● **Problem requirements**
Omit the pictures, please, and give each record below again exactly.

###

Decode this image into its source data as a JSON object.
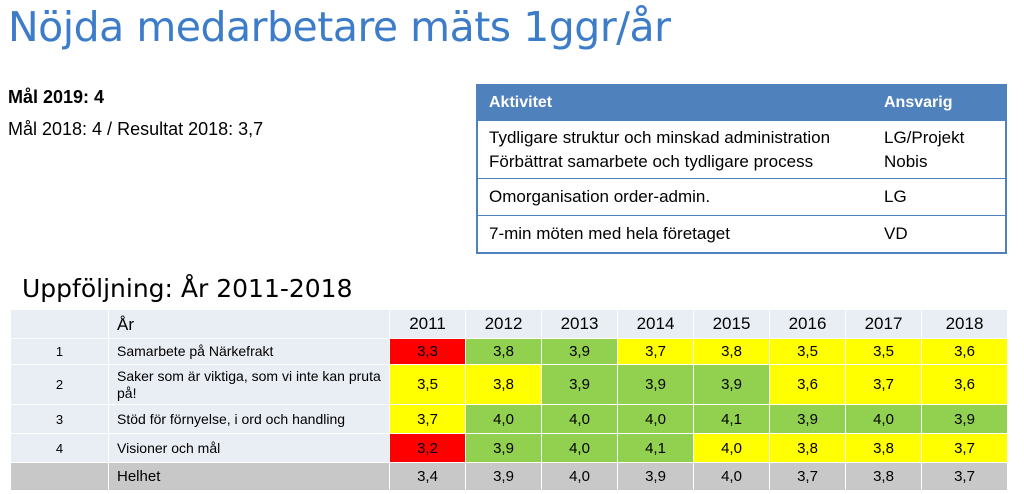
{
  "title": "Nöjda medarbetare mäts 1ggr/år",
  "goal_2019": "Mål 2019: 4",
  "goal_2018": "Mål 2018: 4 / Resultat 2018: 3,7",
  "activity_table": {
    "headers": {
      "activity": "Aktivitet",
      "responsible": "Ansvarig"
    },
    "rows": [
      {
        "activity_lines": [
          "Tydligare struktur och minskad administration",
          "Förbättrat samarbete och tydligare process"
        ],
        "responsible_lines": [
          "LG/Projekt",
          "Nobis"
        ]
      },
      {
        "activity_lines": [
          "Omorganisation order-admin."
        ],
        "responsible_lines": [
          "LG"
        ]
      },
      {
        "activity_lines": [
          "7-min möten med hela företaget"
        ],
        "responsible_lines": [
          "VD"
        ]
      }
    ]
  },
  "followup_title": "Uppföljning: År 2011-2018",
  "followup_table": {
    "header_label": "År",
    "years": [
      "2011",
      "2012",
      "2013",
      "2014",
      "2015",
      "2016",
      "2017",
      "2018"
    ],
    "rows": [
      {
        "num": "1",
        "label": "Samarbete på Närkefrakt",
        "values": [
          "3,3",
          "3,8",
          "3,9",
          "3,7",
          "3,8",
          "3,5",
          "3,5",
          "3,6"
        ],
        "colors": [
          "#ff0000",
          "#92d050",
          "#92d050",
          "#ffff00",
          "#ffff00",
          "#ffff00",
          "#ffff00",
          "#ffff00"
        ]
      },
      {
        "num": "2",
        "label": "Saker som är viktiga, som vi inte kan pruta på!",
        "values": [
          "3,5",
          "3,8",
          "3,9",
          "3,9",
          "3,9",
          "3,6",
          "3,7",
          "3,6"
        ],
        "colors": [
          "#ffff00",
          "#ffff00",
          "#92d050",
          "#92d050",
          "#92d050",
          "#ffff00",
          "#ffff00",
          "#ffff00"
        ]
      },
      {
        "num": "3",
        "label": "Stöd för förnyelse, i ord och handling",
        "values": [
          "3,7",
          "4,0",
          "4,0",
          "4,0",
          "4,1",
          "3,9",
          "4,0",
          "3,9"
        ],
        "colors": [
          "#ffff00",
          "#92d050",
          "#92d050",
          "#92d050",
          "#92d050",
          "#92d050",
          "#92d050",
          "#92d050"
        ]
      },
      {
        "num": "4",
        "label": "Visioner och mål",
        "values": [
          "3,2",
          "3,9",
          "4,0",
          "4,1",
          "4,0",
          "3,8",
          "3,8",
          "3,7"
        ],
        "colors": [
          "#ff0000",
          "#92d050",
          "#92d050",
          "#92d050",
          "#ffff00",
          "#ffff00",
          "#ffff00",
          "#ffff00"
        ]
      }
    ],
    "total": {
      "label": "Helhet",
      "values": [
        "3,4",
        "3,9",
        "4,0",
        "3,9",
        "4,0",
        "3,7",
        "3,8",
        "3,7"
      ]
    }
  }
}
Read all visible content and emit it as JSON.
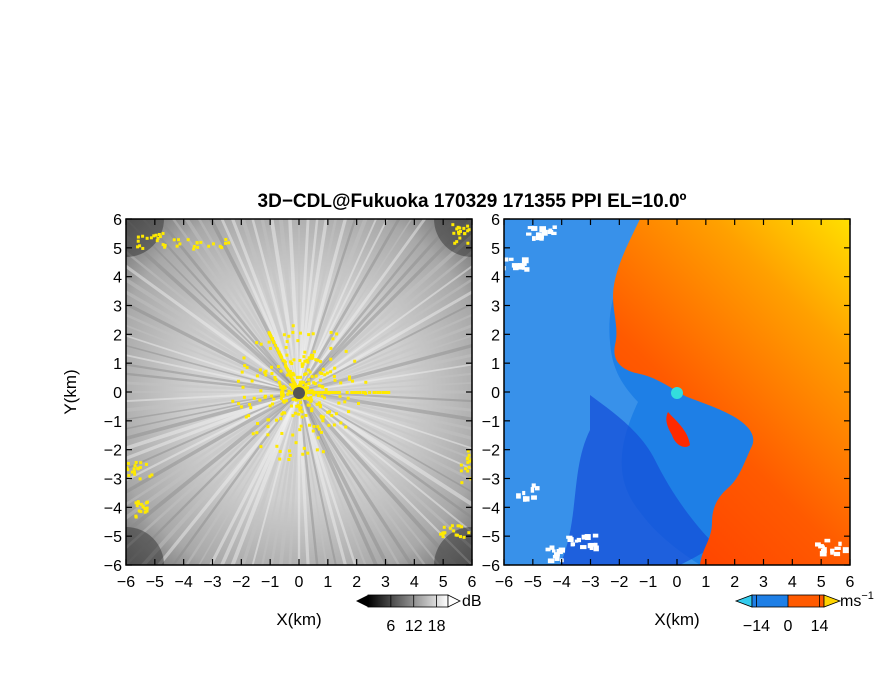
{
  "title": "3D−CDL@Fukuoka 170329 171355 PPI EL=10.0º",
  "colors": {
    "reflectivity_bg": "#a9a9a9",
    "echo_yellow": "#ffea00",
    "radar_marker_left": "#555555",
    "radar_marker_right": "#33dddd",
    "vel_negative": "#1e7fe6",
    "vel_deep_negative": "#1650d8",
    "vel_positive_red": "#ff2a00",
    "vel_positive_orange": "#ff8a00",
    "vel_positive_yellow": "#ffd400"
  },
  "chart_data": [
    {
      "type": "heatmap",
      "name": "reflectivity-ppi",
      "xlabel": "X(km)",
      "ylabel": "Y(km)",
      "xlim": [
        -6,
        6
      ],
      "ylim": [
        -6,
        6
      ],
      "x_ticks": [
        -6,
        -5,
        -4,
        -3,
        -2,
        -1,
        0,
        1,
        2,
        3,
        4,
        5,
        6
      ],
      "y_ticks": [
        -6,
        -5,
        -4,
        -3,
        -2,
        -1,
        0,
        1,
        2,
        3,
        4,
        5,
        6
      ],
      "tick_labels": [
        "−6",
        "−5",
        "−4",
        "−3",
        "−2",
        "−1",
        "0",
        "1",
        "2",
        "3",
        "4",
        "5",
        "6"
      ],
      "colorbar": {
        "unit": "dB",
        "tick_labels": [
          "6",
          "12",
          "18"
        ],
        "ticks": [
          6,
          12,
          18
        ]
      },
      "radar_location": [
        0,
        0
      ]
    },
    {
      "type": "heatmap",
      "name": "doppler-velocity-ppi",
      "xlabel": "X(km)",
      "ylabel": "",
      "xlim": [
        -6,
        6
      ],
      "ylim": [
        -6,
        6
      ],
      "x_ticks": [
        -6,
        -5,
        -4,
        -3,
        -2,
        -1,
        0,
        1,
        2,
        3,
        4,
        5,
        6
      ],
      "y_ticks": [
        -6,
        -5,
        -4,
        -3,
        -2,
        -1,
        0,
        1,
        2,
        3,
        4,
        5,
        6
      ],
      "tick_labels": [
        "−6",
        "−5",
        "−4",
        "−3",
        "−2",
        "−1",
        "0",
        "1",
        "2",
        "3",
        "4",
        "5",
        "6"
      ],
      "colorbar": {
        "unit": "ms",
        "unit_superscript": "−1",
        "tick_labels": [
          "−14",
          "0",
          "14"
        ],
        "ticks": [
          -14,
          0,
          14
        ]
      },
      "radar_location": [
        0,
        0
      ]
    }
  ]
}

###

● **Solved problem**
Decode this image into its source data as a JSON object.
{
  "title": "Nöjda medarbetare mäts 1ggr/år",
  "goal_2019": "Mål 2019: 4",
  "goal_2018": "Mål 2018: 4 / Resultat 2018: 3,7",
  "activity_table": {
    "headers": {
      "activity": "Aktivitet",
      "responsible": "Ansvarig"
    },
    "rows": [
      {
        "activity_lines": [
          "Tydligare struktur och minskad administration",
          "Förbättrat samarbete och tydligare process"
        ],
        "responsible_lines": [
          "LG/Projekt",
          "Nobis"
        ]
      },
      {
        "activity_lines": [
          "Omorganisation order-admin."
        ],
        "responsible_lines": [
          "LG"
        ]
      },
      {
        "activity_lines": [
          "7-min möten med hela företaget"
        ],
        "responsible_lines": [
          "VD"
        ]
      }
    ]
  },
  "followup_title": "Uppföljning: År 2011-2018",
  "followup_table": {
    "header_label": "År",
    "years": [
      "2011",
      "2012",
      "2013",
      "2014",
      "2015",
      "2016",
      "2017",
      "2018"
    ],
    "rows": [
      {
        "num": "1",
        "label": "Samarbete på Närkefrakt",
        "values": [
          "3,3",
          "3,8",
          "3,9",
          "3,7",
          "3,8",
          "3,5",
          "3,5",
          "3,6"
        ],
        "colors": [
          "#ff0000",
          "#92d050",
          "#92d050",
          "#ffff00",
          "#ffff00",
          "#ffff00",
          "#ffff00",
          "#ffff00"
        ]
      },
      {
        "num": "2",
        "label": "Saker som är viktiga, som vi inte kan pruta på!",
        "values": [
          "3,5",
          "3,8",
          "3,9",
          "3,9",
          "3,9",
          "3,6",
          "3,7",
          "3,6"
        ],
        "colors": [
          "#ffff00",
          "#ffff00",
          "#92d050",
          "#92d050",
          "#92d050",
          "#ffff00",
          "#ffff00",
          "#ffff00"
        ]
      },
      {
        "num": "3",
        "label": "Stöd för förnyelse, i ord och handling",
        "values": [
          "3,7",
          "4,0",
          "4,0",
          "4,0",
          "4,1",
          "3,9",
          "4,0",
          "3,9"
        ],
        "colors": [
          "#ffff00",
          "#92d050",
          "#92d050",
          "#92d050",
          "#92d050",
          "#92d050",
          "#92d050",
          "#92d050"
        ]
      },
      {
        "num": "4",
        "label": "Visioner och mål",
        "values": [
          "3,2",
          "3,9",
          "4,0",
          "4,1",
          "4,0",
          "3,8",
          "3,8",
          "3,7"
        ],
        "colors": [
          "#ff0000",
          "#92d050",
          "#92d050",
          "#92d050",
          "#ffff00",
          "#ffff00",
          "#ffff00",
          "#ffff00"
        ]
      }
    ],
    "total": {
      "label": "Helhet",
      "values": [
        "3,4",
        "3,9",
        "4,0",
        "3,9",
        "4,0",
        "3,7",
        "3,8",
        "3,7"
      ]
    }
  }
}
Read all visible content and emit it as JSON.
{
  "title": "3D−CDL@Fukuoka 170329 171355 PPI EL=10.0º",
  "colors": {
    "reflectivity_bg": "#a9a9a9",
    "echo_yellow": "#ffea00",
    "radar_marker_left": "#555555",
    "radar_marker_right": "#33dddd",
    "vel_negative": "#1e7fe6",
    "vel_deep_negative": "#1650d8",
    "vel_positive_red": "#ff2a00",
    "vel_positive_orange": "#ff8a00",
    "vel_positive_yellow": "#ffd400"
  },
  "chart_data": [
    {
      "type": "heatmap",
      "name": "reflectivity-ppi",
      "xlabel": "X(km)",
      "ylabel": "Y(km)",
      "xlim": [
        -6,
        6
      ],
      "ylim": [
        -6,
        6
      ],
      "x_ticks": [
        -6,
        -5,
        -4,
        -3,
        -2,
        -1,
        0,
        1,
        2,
        3,
        4,
        5,
        6
      ],
      "y_ticks": [
        -6,
        -5,
        -4,
        -3,
        -2,
        -1,
        0,
        1,
        2,
        3,
        4,
        5,
        6
      ],
      "tick_labels": [
        "−6",
        "−5",
        "−4",
        "−3",
        "−2",
        "−1",
        "0",
        "1",
        "2",
        "3",
        "4",
        "5",
        "6"
      ],
      "colorbar": {
        "unit": "dB",
        "tick_labels": [
          "6",
          "12",
          "18"
        ],
        "ticks": [
          6,
          12,
          18
        ]
      },
      "radar_location": [
        0,
        0
      ]
    },
    {
      "type": "heatmap",
      "name": "doppler-velocity-ppi",
      "xlabel": "X(km)",
      "ylabel": "",
      "xlim": [
        -6,
        6
      ],
      "ylim": [
        -6,
        6
      ],
      "x_ticks": [
        -6,
        -5,
        -4,
        -3,
        -2,
        -1,
        0,
        1,
        2,
        3,
        4,
        5,
        6
      ],
      "y_ticks": [
        -6,
        -5,
        -4,
        -3,
        -2,
        -1,
        0,
        1,
        2,
        3,
        4,
        5,
        6
      ],
      "tick_labels": [
        "−6",
        "−5",
        "−4",
        "−3",
        "−2",
        "−1",
        "0",
        "1",
        "2",
        "3",
        "4",
        "5",
        "6"
      ],
      "colorbar": {
        "unit": "ms",
        "unit_superscript": "−1",
        "tick_labels": [
          "−14",
          "0",
          "14"
        ],
        "ticks": [
          -14,
          0,
          14
        ]
      },
      "radar_location": [
        0,
        0
      ]
    }
  ]
}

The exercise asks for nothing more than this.